------ Record list ------

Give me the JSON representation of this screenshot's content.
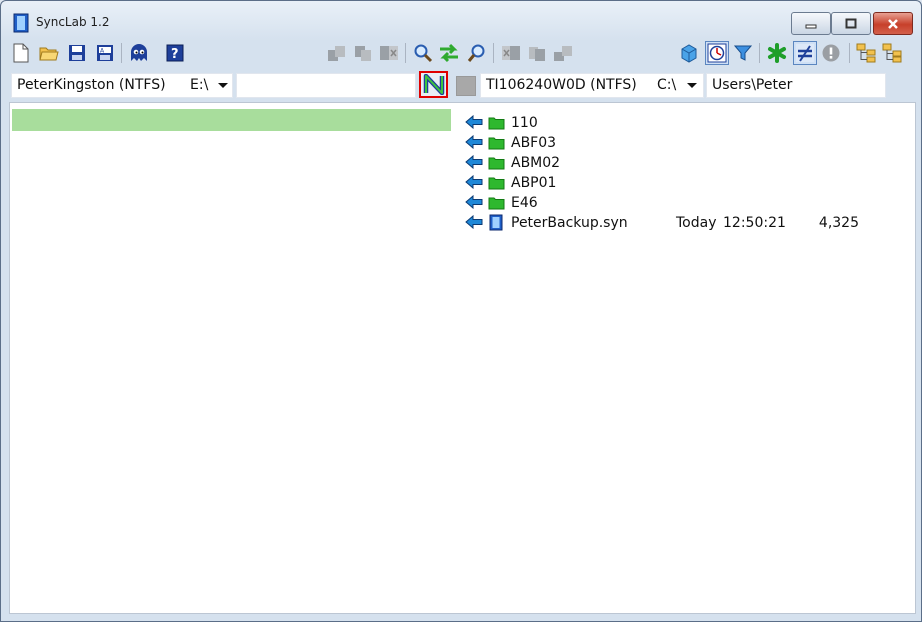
{
  "window": {
    "title": "SyncLab 1.2"
  },
  "left": {
    "volume": "PeterKingston (NTFS)",
    "drive": "E:\\",
    "path": ""
  },
  "right": {
    "volume": "TI106240W0D (NTFS)",
    "drive": "C:\\",
    "path": "Users\\Peter"
  },
  "files": [
    {
      "name": "110",
      "type": "folder",
      "date": "",
      "time": "",
      "size": ""
    },
    {
      "name": "ABF03",
      "type": "folder",
      "date": "",
      "time": "",
      "size": ""
    },
    {
      "name": "ABM02",
      "type": "folder",
      "date": "",
      "time": "",
      "size": ""
    },
    {
      "name": "ABP01",
      "type": "folder",
      "date": "",
      "time": "",
      "size": ""
    },
    {
      "name": "E46",
      "type": "folder",
      "date": "",
      "time": "",
      "size": ""
    },
    {
      "name": "PeterBackup.syn",
      "type": "file",
      "date": "Today",
      "time": "12:50:21",
      "size": "4,325"
    }
  ],
  "colors": {
    "accent": "#e00000",
    "selection": "#a8dd9c",
    "folder": "#2eb82e",
    "arrow": "#1e88d8"
  }
}
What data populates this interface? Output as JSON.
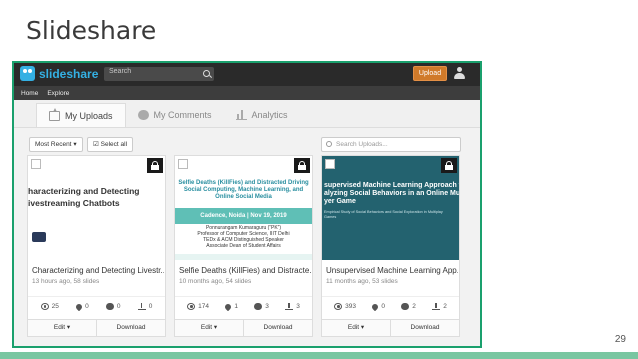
{
  "slide": {
    "title": "Slideshare",
    "page_number": "29"
  },
  "topbar": {
    "logo_text": "slideshare",
    "search_placeholder": "Search",
    "upload_label": "Upload"
  },
  "nav": {
    "items": [
      "Home",
      "Explore"
    ]
  },
  "tabs": [
    {
      "label": "My Uploads",
      "icon": "upload-icon",
      "active": true
    },
    {
      "label": "My Comments",
      "icon": "comments-icon",
      "active": false
    },
    {
      "label": "Analytics",
      "icon": "analytics-icon",
      "active": false
    }
  ],
  "controls": {
    "sort_label": "Most Recent",
    "select_all_label": "Select all",
    "search_uploads_placeholder": "Search Uploads..."
  },
  "cards": [
    {
      "title": "Characterizing and Detecting Livestr...",
      "meta": "13 hours ago, 58 slides",
      "views": "25",
      "likes": "0",
      "comments": "0",
      "downloads": "0",
      "thumb_line1": "haracterizing and Detecting",
      "thumb_line2": "ivestreaming Chatbots",
      "edit_label": "Edit",
      "download_label": "Download"
    },
    {
      "title": "Selfie Deaths (KillFies) and Distracte...",
      "meta": "10 months ago, 54 slides",
      "views": "174",
      "likes": "1",
      "comments": "3",
      "downloads": "3",
      "thumb_title": "Selfie Deaths (KillFies) and Distracted Driving Social Computing, Machine Learning, and Online Social Media",
      "thumb_band": "Cadence, Noida | Nov 19, 2019",
      "thumb_info1": "Ponnurangam Kumaraguru (“PK”)",
      "thumb_info2": "Professor of Computer Science, IIIT Delhi",
      "thumb_info3": "TEDx & ACM Distinguished Speaker",
      "thumb_info4": "Associate Dean of Student Affairs",
      "edit_label": "Edit",
      "download_label": "Download"
    },
    {
      "title": "Unsupervised Machine Learning App...",
      "meta": "11 months ago, 53 slides",
      "views": "393",
      "likes": "0",
      "comments": "2",
      "downloads": "2",
      "thumb_line1": "supervised Machine Learning Approach to",
      "thumb_line2": "alyzing Social Behaviors in an Online Multi",
      "thumb_line3": "yer Game",
      "thumb_sub1": "Empirical Study of Social Behaviors and Social Exploration in Multiplay",
      "thumb_sub2": "Games",
      "edit_label": "Edit",
      "download_label": "Download"
    }
  ]
}
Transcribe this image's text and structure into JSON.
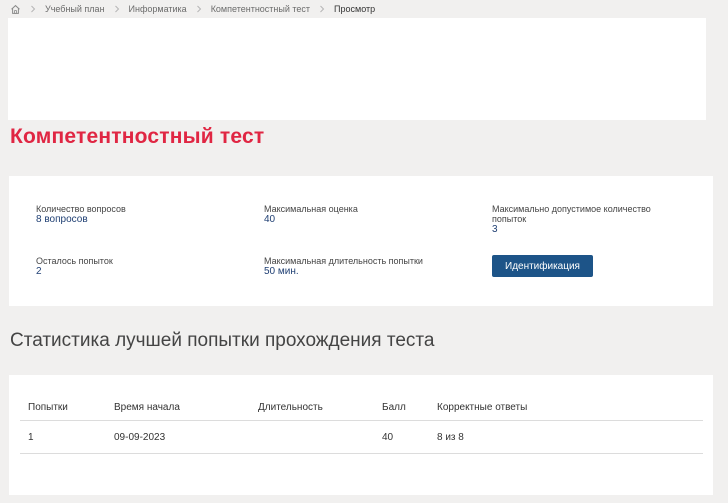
{
  "breadcrumb": {
    "items": [
      "Учебный план",
      "Информатика",
      "Компетентностный тест",
      "Просмотр"
    ]
  },
  "page": {
    "title": "Компетентностный тест"
  },
  "info": {
    "questions": {
      "label": "Количество вопросов",
      "value": "8 вопросов"
    },
    "max_grade": {
      "label": "Максимальная оценка",
      "value": "40"
    },
    "max_attempts": {
      "label": "Максимально допустимое количество попыток",
      "value": "3"
    },
    "attempts_left": {
      "label": "Осталось попыток",
      "value": "2"
    },
    "max_duration": {
      "label": "Максимальная длительность попытки",
      "value": "50 мин."
    },
    "identify_button": "Идентификация"
  },
  "stats": {
    "title": "Статистика лучшей попытки прохождения теста",
    "columns": [
      "Попытки",
      "Время начала",
      "Длительность",
      "Балл",
      "Корректные ответы"
    ],
    "rows": [
      [
        "1",
        "09-09-2023",
        "",
        "40",
        "8 из 8"
      ]
    ]
  },
  "colors": {
    "accent_title": "#e02643",
    "button": "#1d5488",
    "value_text": "#1f3f73",
    "background": "#f1f0ef"
  }
}
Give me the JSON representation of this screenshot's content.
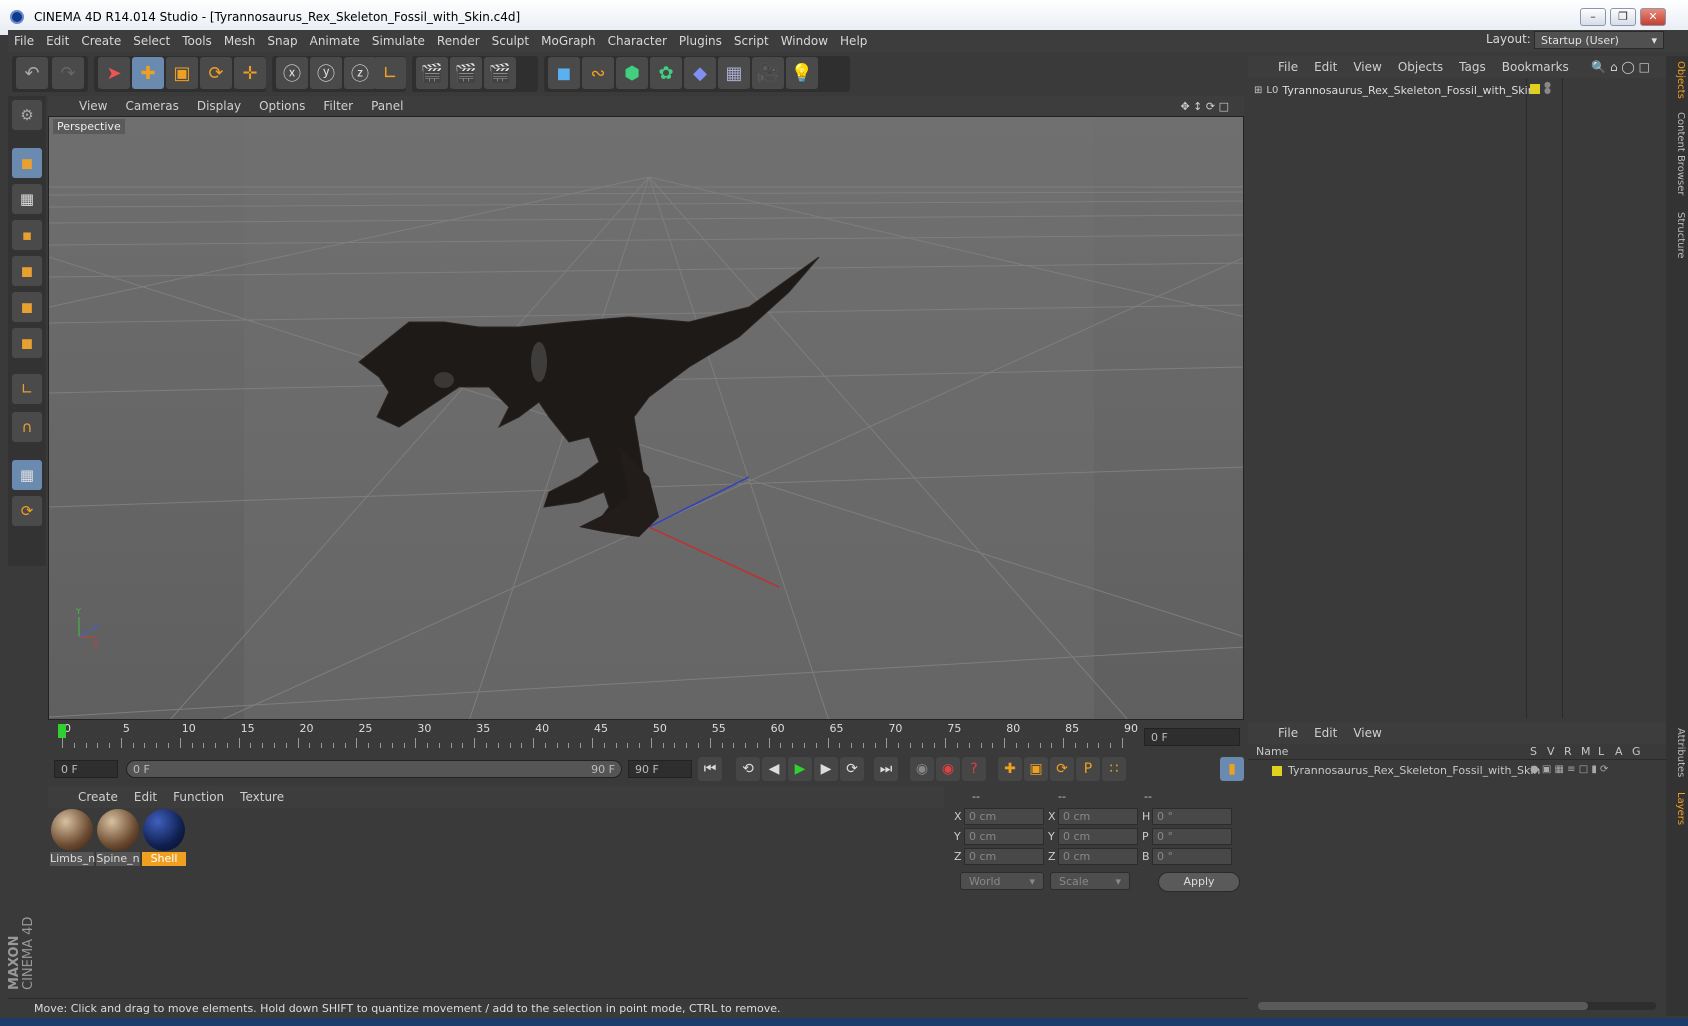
{
  "window": {
    "title": "CINEMA 4D R14.014 Studio - [Tyrannosaurus_Rex_Skeleton_Fossil_with_Skin.c4d]"
  },
  "menubar": {
    "items": [
      "File",
      "Edit",
      "Create",
      "Select",
      "Tools",
      "Mesh",
      "Snap",
      "Animate",
      "Simulate",
      "Render",
      "Sculpt",
      "MoGraph",
      "Character",
      "Plugins",
      "Script",
      "Window",
      "Help"
    ]
  },
  "layout": {
    "label": "Layout:",
    "value": "Startup (User)"
  },
  "viewport": {
    "menu": [
      "View",
      "Cameras",
      "Display",
      "Options",
      "Filter",
      "Panel"
    ],
    "label": "Perspective"
  },
  "timeline": {
    "ticks": [
      "0",
      "5",
      "10",
      "15",
      "20",
      "25",
      "30",
      "35",
      "40",
      "45",
      "50",
      "55",
      "60",
      "65",
      "70",
      "75",
      "80",
      "85",
      "90"
    ],
    "current_frame": "0 F",
    "start_field": "0 F",
    "range_start": "0 F",
    "range_end": "90 F",
    "end_field": "90 F"
  },
  "materials": {
    "menu": [
      "Create",
      "Edit",
      "Function",
      "Texture"
    ],
    "items": [
      {
        "name": "Limbs_n"
      },
      {
        "name": "Spine_n"
      },
      {
        "name": "Shell"
      }
    ]
  },
  "coords": {
    "headers": [
      "--",
      "--",
      "--"
    ],
    "rows": [
      {
        "a": "X",
        "av": "0 cm",
        "b": "X",
        "bv": "0 cm",
        "c": "H",
        "cv": "0 °"
      },
      {
        "a": "Y",
        "av": "0 cm",
        "b": "Y",
        "bv": "0 cm",
        "c": "P",
        "cv": "0 °"
      },
      {
        "a": "Z",
        "av": "0 cm",
        "b": "Z",
        "bv": "0 cm",
        "c": "B",
        "cv": "0 °"
      }
    ],
    "mode": "World",
    "transform": "Scale",
    "apply": "Apply"
  },
  "status": "Move: Click and drag to move elements. Hold down SHIFT to quantize movement / add to the selection in point mode, CTRL to remove.",
  "objects": {
    "menu": [
      "File",
      "Edit",
      "View",
      "Objects",
      "Tags",
      "Bookmarks"
    ],
    "items": [
      {
        "name": "Tyrannosaurus_Rex_Skeleton_Fossil_with_Skin"
      }
    ]
  },
  "layers": {
    "menu": [
      "File",
      "Edit",
      "View"
    ],
    "header": {
      "name": "Name",
      "cols": [
        "S",
        "V",
        "R",
        "M",
        "L",
        "A",
        "G"
      ]
    },
    "items": [
      {
        "name": "Tyrannosaurus_Rex_Skeleton_Fossil_with_Skin"
      }
    ]
  },
  "sidetabs": [
    "Objects",
    "Content Browser",
    "Structure",
    "Attributes",
    "Layers"
  ],
  "branding": {
    "maxon": "MAXON",
    "product": "CINEMA 4D"
  },
  "colors": {
    "accent": "#f0a020",
    "ui_bg": "#3a3a3a",
    "viewport_bg": "#6a6a6a",
    "layer_color": "#e0d020"
  }
}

------

◆ **Task objective**
Write out again every line above exactly as given; the pictures do not belong in the copy.

◆ **Full output**
Give me the JSON representation of this screenshot's content.
{
  "window": {
    "title": "SyncLab 1.2"
  },
  "left": {
    "volume": "PeterKingston (NTFS)",
    "drive": "E:\\",
    "path": ""
  },
  "right": {
    "volume": "TI106240W0D (NTFS)",
    "drive": "C:\\",
    "path": "Users\\Peter"
  },
  "files": [
    {
      "name": "110",
      "type": "folder",
      "date": "",
      "time": "",
      "size": ""
    },
    {
      "name": "ABF03",
      "type": "folder",
      "date": "",
      "time": "",
      "size": ""
    },
    {
      "name": "ABM02",
      "type": "folder",
      "date": "",
      "time": "",
      "size": ""
    },
    {
      "name": "ABP01",
      "type": "folder",
      "date": "",
      "time": "",
      "size": ""
    },
    {
      "name": "E46",
      "type": "folder",
      "date": "",
      "time": "",
      "size": ""
    },
    {
      "name": "PeterBackup.syn",
      "type": "file",
      "date": "Today",
      "time": "12:50:21",
      "size": "4,325"
    }
  ],
  "colors": {
    "accent": "#e00000",
    "selection": "#a8dd9c",
    "folder": "#2eb82e",
    "arrow": "#1e88d8"
  }
}
What data populates this interface? Output as JSON.
{
  "slide": {
    "title": "Slideshare",
    "page_number": "29"
  },
  "topbar": {
    "logo_text": "slideshare",
    "search_placeholder": "Search",
    "upload_label": "Upload"
  },
  "nav": {
    "items": [
      "Home",
      "Explore"
    ]
  },
  "tabs": [
    {
      "label": "My Uploads",
      "icon": "upload-icon",
      "active": true
    },
    {
      "label": "My Comments",
      "icon": "comments-icon",
      "active": false
    },
    {
      "label": "Analytics",
      "icon": "analytics-icon",
      "active": false
    }
  ],
  "controls": {
    "sort_label": "Most Recent",
    "select_all_label": "Select all",
    "search_uploads_placeholder": "Search Uploads..."
  },
  "cards": [
    {
      "title": "Characterizing and Detecting Livestr...",
      "meta": "13 hours ago, 58 slides",
      "views": "25",
      "likes": "0",
      "comments": "0",
      "downloads": "0",
      "thumb_line1": "haracterizing and Detecting",
      "thumb_line2": "ivestreaming Chatbots",
      "edit_label": "Edit",
      "download_label": "Download"
    },
    {
      "title": "Selfie Deaths (KillFies) and Distracte...",
      "meta": "10 months ago, 54 slides",
      "views": "174",
      "likes": "1",
      "comments": "3",
      "downloads": "3",
      "thumb_title": "Selfie Deaths (KillFies) and Distracted Driving Social Computing, Machine Learning, and Online Social Media",
      "thumb_band": "Cadence, Noida | Nov 19, 2019",
      "thumb_info1": "Ponnurangam Kumaraguru (“PK”)",
      "thumb_info2": "Professor of Computer Science, IIIT Delhi",
      "thumb_info3": "TEDx & ACM Distinguished Speaker",
      "thumb_info4": "Associate Dean of Student Affairs",
      "edit_label": "Edit",
      "download_label": "Download"
    },
    {
      "title": "Unsupervised Machine Learning App...",
      "meta": "11 months ago, 53 slides",
      "views": "393",
      "likes": "0",
      "comments": "2",
      "downloads": "2",
      "thumb_line1": "supervised Machine Learning Approach to",
      "thumb_line2": "alyzing Social Behaviors in an Online Multi",
      "thumb_line3": "yer Game",
      "thumb_sub1": "Empirical Study of Social Behaviors and Social Exploration in Multiplay",
      "thumb_sub2": "Games",
      "edit_label": "Edit",
      "download_label": "Download"
    }
  ]
}
Transcribe this image's text and structure into JSON.
{
  "breadcrumb": {
    "items": [
      "Учебный план",
      "Информатика",
      "Компетентностный тест",
      "Просмотр"
    ]
  },
  "page": {
    "title": "Компетентностный тест"
  },
  "info": {
    "questions": {
      "label": "Количество вопросов",
      "value": "8 вопросов"
    },
    "max_grade": {
      "label": "Максимальная оценка",
      "value": "40"
    },
    "max_attempts": {
      "label": "Максимально допустимое количество попыток",
      "value": "3"
    },
    "attempts_left": {
      "label": "Осталось попыток",
      "value": "2"
    },
    "max_duration": {
      "label": "Максимальная длительность попытки",
      "value": "50 мин."
    },
    "identify_button": "Идентификация"
  },
  "stats": {
    "title": "Статистика лучшей попытки прохождения теста",
    "columns": [
      "Попытки",
      "Время начала",
      "Длительность",
      "Балл",
      "Корректные ответы"
    ],
    "rows": [
      [
        "1",
        "09-09-2023",
        "",
        "40",
        "8 из 8"
      ]
    ]
  },
  "colors": {
    "accent_title": "#e02643",
    "button": "#1d5488",
    "value_text": "#1f3f73",
    "background": "#f1f0ef"
  }
}
Give me the JSON representation of this screenshot's content.
{
  "window": {
    "title": "CINEMA 4D R14.014 Studio - [Tyrannosaurus_Rex_Skeleton_Fossil_with_Skin.c4d]"
  },
  "menubar": {
    "items": [
      "File",
      "Edit",
      "Create",
      "Select",
      "Tools",
      "Mesh",
      "Snap",
      "Animate",
      "Simulate",
      "Render",
      "Sculpt",
      "MoGraph",
      "Character",
      "Plugins",
      "Script",
      "Window",
      "Help"
    ]
  },
  "layout": {
    "label": "Layout:",
    "value": "Startup (User)"
  },
  "viewport": {
    "menu": [
      "View",
      "Cameras",
      "Display",
      "Options",
      "Filter",
      "Panel"
    ],
    "label": "Perspective"
  },
  "timeline": {
    "ticks": [
      "0",
      "5",
      "10",
      "15",
      "20",
      "25",
      "30",
      "35",
      "40",
      "45",
      "50",
      "55",
      "60",
      "65",
      "70",
      "75",
      "80",
      "85",
      "90"
    ],
    "current_frame": "0 F",
    "start_field": "0 F",
    "range_start": "0 F",
    "range_end": "90 F",
    "end_field": "90 F"
  },
  "materials": {
    "menu": [
      "Create",
      "Edit",
      "Function",
      "Texture"
    ],
    "items": [
      {
        "name": "Limbs_n"
      },
      {
        "name": "Spine_n"
      },
      {
        "name": "Shell"
      }
    ]
  },
  "coords": {
    "headers": [
      "--",
      "--",
      "--"
    ],
    "rows": [
      {
        "a": "X",
        "av": "0 cm",
        "b": "X",
        "bv": "0 cm",
        "c": "H",
        "cv": "0 °"
      },
      {
        "a": "Y",
        "av": "0 cm",
        "b": "Y",
        "bv": "0 cm",
        "c": "P",
        "cv": "0 °"
      },
      {
        "a": "Z",
        "av": "0 cm",
        "b": "Z",
        "bv": "0 cm",
        "c": "B",
        "cv": "0 °"
      }
    ],
    "mode": "World",
    "transform": "Scale",
    "apply": "Apply"
  },
  "status": "Move: Click and drag to move elements. Hold down SHIFT to quantize movement / add to the selection in point mode, CTRL to remove.",
  "objects": {
    "menu": [
      "File",
      "Edit",
      "View",
      "Objects",
      "Tags",
      "Bookmarks"
    ],
    "items": [
      {
        "name": "Tyrannosaurus_Rex_Skeleton_Fossil_with_Skin"
      }
    ]
  },
  "layers": {
    "menu": [
      "File",
      "Edit",
      "View"
    ],
    "header": {
      "name": "Name",
      "cols": [
        "S",
        "V",
        "R",
        "M",
        "L",
        "A",
        "G"
      ]
    },
    "items": [
      {
        "name": "Tyrannosaurus_Rex_Skeleton_Fossil_with_Skin"
      }
    ]
  },
  "sidetabs": [
    "Objects",
    "Content Browser",
    "Structure",
    "Attributes",
    "Layers"
  ],
  "branding": {
    "maxon": "MAXON",
    "product": "CINEMA 4D"
  },
  "colors": {
    "accent": "#f0a020",
    "ui_bg": "#3a3a3a",
    "viewport_bg": "#6a6a6a",
    "layer_color": "#e0d020"
  }
}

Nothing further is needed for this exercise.